RECORDS FOR THE EXERCISE

══════

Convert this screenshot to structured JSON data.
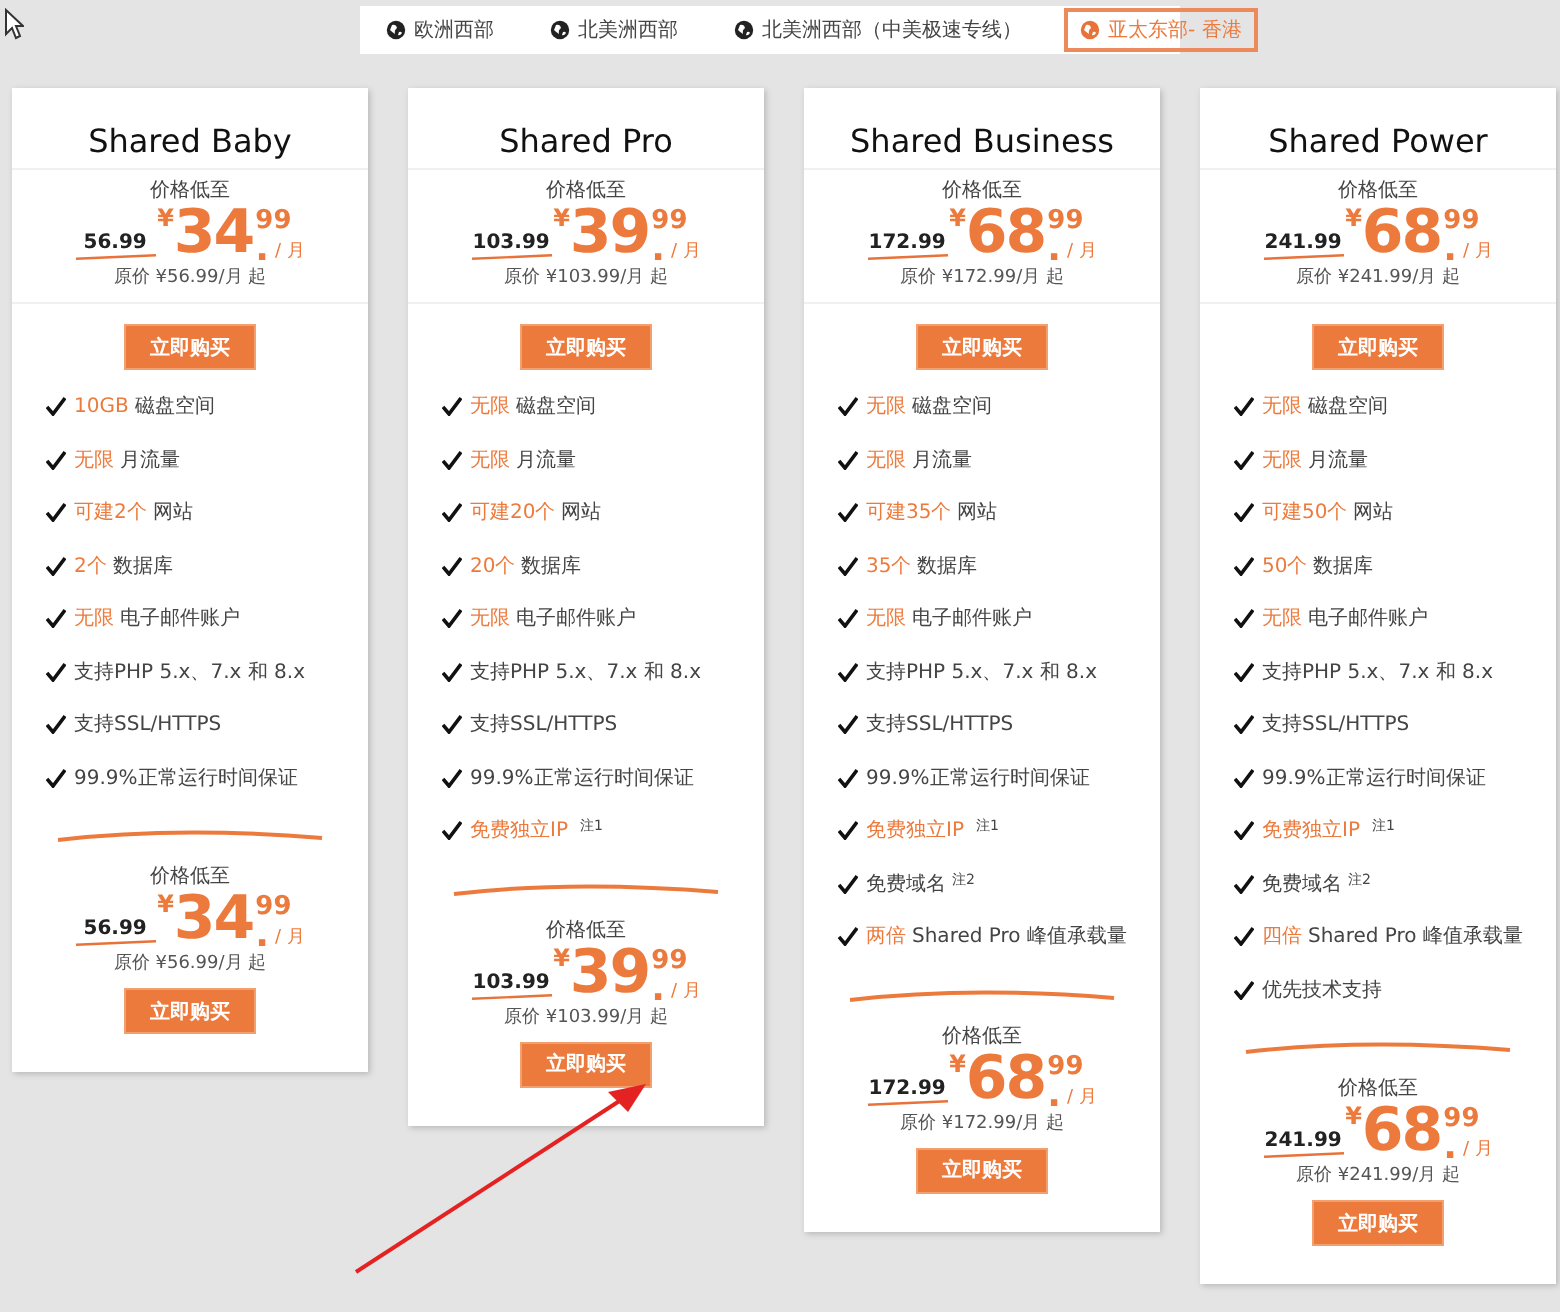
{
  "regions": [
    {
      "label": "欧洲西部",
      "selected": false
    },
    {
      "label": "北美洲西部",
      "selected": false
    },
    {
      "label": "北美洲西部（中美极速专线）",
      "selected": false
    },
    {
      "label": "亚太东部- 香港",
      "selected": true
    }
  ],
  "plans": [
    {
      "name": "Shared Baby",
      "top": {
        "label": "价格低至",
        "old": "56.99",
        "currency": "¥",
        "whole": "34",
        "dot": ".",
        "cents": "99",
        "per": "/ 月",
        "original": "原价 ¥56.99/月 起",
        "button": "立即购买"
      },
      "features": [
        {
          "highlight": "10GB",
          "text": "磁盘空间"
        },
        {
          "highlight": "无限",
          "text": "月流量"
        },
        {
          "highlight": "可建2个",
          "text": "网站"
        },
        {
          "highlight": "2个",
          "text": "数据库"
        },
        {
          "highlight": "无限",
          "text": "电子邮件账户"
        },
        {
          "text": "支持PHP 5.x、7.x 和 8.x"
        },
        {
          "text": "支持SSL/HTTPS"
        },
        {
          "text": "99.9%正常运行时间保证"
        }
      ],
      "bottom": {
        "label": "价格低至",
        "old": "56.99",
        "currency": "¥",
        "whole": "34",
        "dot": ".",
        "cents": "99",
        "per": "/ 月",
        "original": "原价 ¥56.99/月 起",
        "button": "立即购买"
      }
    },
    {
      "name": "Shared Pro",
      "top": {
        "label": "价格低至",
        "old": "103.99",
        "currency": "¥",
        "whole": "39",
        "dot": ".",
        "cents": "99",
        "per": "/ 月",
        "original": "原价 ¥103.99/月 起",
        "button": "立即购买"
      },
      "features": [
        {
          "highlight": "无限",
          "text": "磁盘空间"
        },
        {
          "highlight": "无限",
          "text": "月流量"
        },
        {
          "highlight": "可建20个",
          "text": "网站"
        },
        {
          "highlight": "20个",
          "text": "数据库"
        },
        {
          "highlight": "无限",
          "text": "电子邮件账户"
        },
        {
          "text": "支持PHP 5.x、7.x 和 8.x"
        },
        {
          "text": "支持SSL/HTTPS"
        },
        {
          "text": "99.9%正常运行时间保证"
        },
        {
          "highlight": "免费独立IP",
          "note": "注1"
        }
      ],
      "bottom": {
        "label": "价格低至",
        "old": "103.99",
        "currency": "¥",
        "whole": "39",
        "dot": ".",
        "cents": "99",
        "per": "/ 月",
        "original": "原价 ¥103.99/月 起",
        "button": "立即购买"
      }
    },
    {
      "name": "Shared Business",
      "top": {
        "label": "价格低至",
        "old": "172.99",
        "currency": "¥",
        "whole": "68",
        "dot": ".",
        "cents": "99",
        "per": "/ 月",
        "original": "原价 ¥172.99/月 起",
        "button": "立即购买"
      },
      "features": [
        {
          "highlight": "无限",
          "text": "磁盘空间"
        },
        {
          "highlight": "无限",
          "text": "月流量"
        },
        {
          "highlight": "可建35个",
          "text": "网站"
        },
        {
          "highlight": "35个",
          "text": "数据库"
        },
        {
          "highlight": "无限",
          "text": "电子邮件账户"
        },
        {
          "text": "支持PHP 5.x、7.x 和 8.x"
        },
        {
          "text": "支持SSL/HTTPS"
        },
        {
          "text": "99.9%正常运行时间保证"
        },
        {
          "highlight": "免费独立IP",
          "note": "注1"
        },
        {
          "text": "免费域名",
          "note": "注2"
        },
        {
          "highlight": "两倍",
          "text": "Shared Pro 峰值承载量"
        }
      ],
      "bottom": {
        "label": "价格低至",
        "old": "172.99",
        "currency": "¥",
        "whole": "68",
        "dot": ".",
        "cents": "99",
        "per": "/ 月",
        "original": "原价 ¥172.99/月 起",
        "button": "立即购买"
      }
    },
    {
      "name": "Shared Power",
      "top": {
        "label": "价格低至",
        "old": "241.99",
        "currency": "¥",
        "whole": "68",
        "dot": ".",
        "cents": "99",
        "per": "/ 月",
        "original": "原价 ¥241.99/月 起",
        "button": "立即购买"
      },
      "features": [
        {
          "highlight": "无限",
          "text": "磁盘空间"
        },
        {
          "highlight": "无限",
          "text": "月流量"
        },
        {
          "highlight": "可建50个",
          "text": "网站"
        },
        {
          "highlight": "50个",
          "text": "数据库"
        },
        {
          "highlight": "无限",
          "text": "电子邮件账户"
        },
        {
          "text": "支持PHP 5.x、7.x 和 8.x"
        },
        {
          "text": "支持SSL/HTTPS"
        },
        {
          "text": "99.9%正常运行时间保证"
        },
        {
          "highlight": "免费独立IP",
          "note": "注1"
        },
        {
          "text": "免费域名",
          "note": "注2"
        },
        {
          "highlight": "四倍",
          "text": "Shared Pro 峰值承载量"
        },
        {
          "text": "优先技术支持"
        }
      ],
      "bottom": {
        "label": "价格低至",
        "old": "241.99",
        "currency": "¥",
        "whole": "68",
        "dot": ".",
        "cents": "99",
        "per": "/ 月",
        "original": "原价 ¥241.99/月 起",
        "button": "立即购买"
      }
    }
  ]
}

══════

Keep the pictures out of the copy and write out the data exactly as it stands.

Convert this screenshot to structured JSON data.
{
  "regions": [
    {
      "label": "欧洲西部",
      "selected": false
    },
    {
      "label": "北美洲西部",
      "selected": false
    },
    {
      "label": "北美洲西部（中美极速专线）",
      "selected": false
    },
    {
      "label": "亚太东部- 香港",
      "selected": true
    }
  ],
  "plans": [
    {
      "name": "Shared Baby",
      "top": {
        "label": "价格低至",
        "old": "56.99",
        "currency": "¥",
        "whole": "34",
        "dot": ".",
        "cents": "99",
        "per": "/ 月",
        "original": "原价 ¥56.99/月 起",
        "button": "立即购买"
      },
      "features": [
        {
          "highlight": "10GB",
          "text": "磁盘空间"
        },
        {
          "highlight": "无限",
          "text": "月流量"
        },
        {
          "highlight": "可建2个",
          "text": "网站"
        },
        {
          "highlight": "2个",
          "text": "数据库"
        },
        {
          "highlight": "无限",
          "text": "电子邮件账户"
        },
        {
          "text": "支持PHP 5.x、7.x 和 8.x"
        },
        {
          "text": "支持SSL/HTTPS"
        },
        {
          "text": "99.9%正常运行时间保证"
        }
      ],
      "bottom": {
        "label": "价格低至",
        "old": "56.99",
        "currency": "¥",
        "whole": "34",
        "dot": ".",
        "cents": "99",
        "per": "/ 月",
        "original": "原价 ¥56.99/月 起",
        "button": "立即购买"
      }
    },
    {
      "name": "Shared Pro",
      "top": {
        "label": "价格低至",
        "old": "103.99",
        "currency": "¥",
        "whole": "39",
        "dot": ".",
        "cents": "99",
        "per": "/ 月",
        "original": "原价 ¥103.99/月 起",
        "button": "立即购买"
      },
      "features": [
        {
          "highlight": "无限",
          "text": "磁盘空间"
        },
        {
          "highlight": "无限",
          "text": "月流量"
        },
        {
          "highlight": "可建20个",
          "text": "网站"
        },
        {
          "highlight": "20个",
          "text": "数据库"
        },
        {
          "highlight": "无限",
          "text": "电子邮件账户"
        },
        {
          "text": "支持PHP 5.x、7.x 和 8.x"
        },
        {
          "text": "支持SSL/HTTPS"
        },
        {
          "text": "99.9%正常运行时间保证"
        },
        {
          "highlight": "免费独立IP",
          "note": "注1"
        }
      ],
      "bottom": {
        "label": "价格低至",
        "old": "103.99",
        "currency": "¥",
        "whole": "39",
        "dot": ".",
        "cents": "99",
        "per": "/ 月",
        "original": "原价 ¥103.99/月 起",
        "button": "立即购买"
      }
    },
    {
      "name": "Shared Business",
      "top": {
        "label": "价格低至",
        "old": "172.99",
        "currency": "¥",
        "whole": "68",
        "dot": ".",
        "cents": "99",
        "per": "/ 月",
        "original": "原价 ¥172.99/月 起",
        "button": "立即购买"
      },
      "features": [
        {
          "highlight": "无限",
          "text": "磁盘空间"
        },
        {
          "highlight": "无限",
          "text": "月流量"
        },
        {
          "highlight": "可建35个",
          "text": "网站"
        },
        {
          "highlight": "35个",
          "text": "数据库"
        },
        {
          "highlight": "无限",
          "text": "电子邮件账户"
        },
        {
          "text": "支持PHP 5.x、7.x 和 8.x"
        },
        {
          "text": "支持SSL/HTTPS"
        },
        {
          "text": "99.9%正常运行时间保证"
        },
        {
          "highlight": "免费独立IP",
          "note": "注1"
        },
        {
          "text": "免费域名",
          "note": "注2"
        },
        {
          "highlight": "两倍",
          "text": "Shared Pro 峰值承载量"
        }
      ],
      "bottom": {
        "label": "价格低至",
        "old": "172.99",
        "currency": "¥",
        "whole": "68",
        "dot": ".",
        "cents": "99",
        "per": "/ 月",
        "original": "原价 ¥172.99/月 起",
        "button": "立即购买"
      }
    },
    {
      "name": "Shared Power",
      "top": {
        "label": "价格低至",
        "old": "241.99",
        "currency": "¥",
        "whole": "68",
        "dot": ".",
        "cents": "99",
        "per": "/ 月",
        "original": "原价 ¥241.99/月 起",
        "button": "立即购买"
      },
      "features": [
        {
          "highlight": "无限",
          "text": "磁盘空间"
        },
        {
          "highlight": "无限",
          "text": "月流量"
        },
        {
          "highlight": "可建50个",
          "text": "网站"
        },
        {
          "highlight": "50个",
          "text": "数据库"
        },
        {
          "highlight": "无限",
          "text": "电子邮件账户"
        },
        {
          "text": "支持PHP 5.x、7.x 和 8.x"
        },
        {
          "text": "支持SSL/HTTPS"
        },
        {
          "text": "99.9%正常运行时间保证"
        },
        {
          "highlight": "免费独立IP",
          "note": "注1"
        },
        {
          "text": "免费域名",
          "note": "注2"
        },
        {
          "highlight": "四倍",
          "text": "Shared Pro 峰值承载量"
        },
        {
          "text": "优先技术支持"
        }
      ],
      "bottom": {
        "label": "价格低至",
        "old": "241.99",
        "currency": "¥",
        "whole": "68",
        "dot": ".",
        "cents": "99",
        "per": "/ 月",
        "original": "原价 ¥241.99/月 起",
        "button": "立即购买"
      }
    }
  ]
}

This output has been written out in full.